Among the entries below, find how many lines carry the word "Schraepen" and state only that figure.

(Entries taken from a collection)
# # # #

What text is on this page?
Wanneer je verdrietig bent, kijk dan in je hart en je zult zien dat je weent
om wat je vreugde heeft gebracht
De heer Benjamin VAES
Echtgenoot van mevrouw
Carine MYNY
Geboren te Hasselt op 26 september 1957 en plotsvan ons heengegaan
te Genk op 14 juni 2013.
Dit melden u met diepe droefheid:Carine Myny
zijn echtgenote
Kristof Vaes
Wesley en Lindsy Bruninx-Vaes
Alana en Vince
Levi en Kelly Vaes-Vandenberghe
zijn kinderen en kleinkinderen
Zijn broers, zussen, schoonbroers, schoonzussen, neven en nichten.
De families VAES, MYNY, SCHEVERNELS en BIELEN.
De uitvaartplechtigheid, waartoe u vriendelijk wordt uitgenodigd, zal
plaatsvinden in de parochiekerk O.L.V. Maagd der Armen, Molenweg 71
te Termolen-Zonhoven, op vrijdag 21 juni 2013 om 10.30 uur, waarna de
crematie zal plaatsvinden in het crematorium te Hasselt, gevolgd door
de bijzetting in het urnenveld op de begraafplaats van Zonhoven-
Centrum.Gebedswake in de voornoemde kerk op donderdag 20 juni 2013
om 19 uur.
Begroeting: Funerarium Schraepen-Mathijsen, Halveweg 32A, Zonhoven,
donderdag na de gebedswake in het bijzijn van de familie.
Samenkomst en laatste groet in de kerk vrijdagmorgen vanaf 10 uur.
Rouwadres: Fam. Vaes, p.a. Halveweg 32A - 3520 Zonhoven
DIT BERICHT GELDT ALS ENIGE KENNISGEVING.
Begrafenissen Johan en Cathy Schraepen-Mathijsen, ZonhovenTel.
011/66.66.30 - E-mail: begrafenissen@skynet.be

# # # #

* [Result of the exercise]:
2